Objective =>
Give only the number of lines that hold the word "настоящим".

Dataset rows =>

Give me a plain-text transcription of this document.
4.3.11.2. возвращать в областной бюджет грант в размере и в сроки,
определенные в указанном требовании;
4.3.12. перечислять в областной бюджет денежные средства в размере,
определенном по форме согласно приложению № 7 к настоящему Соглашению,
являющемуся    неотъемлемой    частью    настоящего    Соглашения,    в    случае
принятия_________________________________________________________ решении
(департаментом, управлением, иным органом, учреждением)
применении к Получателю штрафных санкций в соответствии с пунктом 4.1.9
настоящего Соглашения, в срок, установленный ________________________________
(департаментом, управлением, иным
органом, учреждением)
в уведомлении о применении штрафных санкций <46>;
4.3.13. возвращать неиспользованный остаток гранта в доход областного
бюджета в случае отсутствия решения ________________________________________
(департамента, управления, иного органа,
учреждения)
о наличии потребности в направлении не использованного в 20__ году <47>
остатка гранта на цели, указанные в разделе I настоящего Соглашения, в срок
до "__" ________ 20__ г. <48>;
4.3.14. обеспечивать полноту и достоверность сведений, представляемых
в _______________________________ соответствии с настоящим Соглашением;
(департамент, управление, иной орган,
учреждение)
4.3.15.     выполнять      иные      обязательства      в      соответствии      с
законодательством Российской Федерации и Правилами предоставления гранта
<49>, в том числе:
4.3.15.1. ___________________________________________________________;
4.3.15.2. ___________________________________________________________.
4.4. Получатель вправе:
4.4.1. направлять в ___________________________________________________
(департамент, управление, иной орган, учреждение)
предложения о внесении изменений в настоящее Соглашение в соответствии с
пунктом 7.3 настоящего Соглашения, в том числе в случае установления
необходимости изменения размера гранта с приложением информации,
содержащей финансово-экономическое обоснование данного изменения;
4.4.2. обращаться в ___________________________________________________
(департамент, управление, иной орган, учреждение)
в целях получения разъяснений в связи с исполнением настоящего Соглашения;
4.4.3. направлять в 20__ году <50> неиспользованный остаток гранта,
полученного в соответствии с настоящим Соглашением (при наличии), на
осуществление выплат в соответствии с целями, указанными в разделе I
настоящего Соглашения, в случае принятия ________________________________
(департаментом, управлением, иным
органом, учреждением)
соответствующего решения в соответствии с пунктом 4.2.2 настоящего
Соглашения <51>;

Reply to the exercise =>
2